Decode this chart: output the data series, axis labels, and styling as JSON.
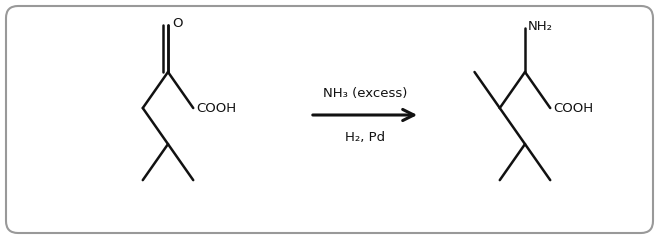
{
  "bg_color": "#ffffff",
  "line_color": "#111111",
  "line_width": 1.8,
  "border_color": "#999999",
  "fig_width": 6.59,
  "fig_height": 2.39,
  "arrow_above": "NH₃ (excess)",
  "arrow_below": "H₂, Pd",
  "cooh_label": "COOH",
  "nh2_label": "NH₂",
  "o_label": "O",
  "font_size": 9.5
}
# # #
Your task: Make an exact copy of the listing above. Do not include the pictures.

Response to this exercise:
Decode this chart: output the data series, axis labels, and styling as JSON.
{
  "bg_color": "#ffffff",
  "line_color": "#111111",
  "line_width": 1.8,
  "border_color": "#999999",
  "fig_width": 6.59,
  "fig_height": 2.39,
  "arrow_above": "NH₃ (excess)",
  "arrow_below": "H₂, Pd",
  "cooh_label": "COOH",
  "nh2_label": "NH₂",
  "o_label": "O",
  "font_size": 9.5
}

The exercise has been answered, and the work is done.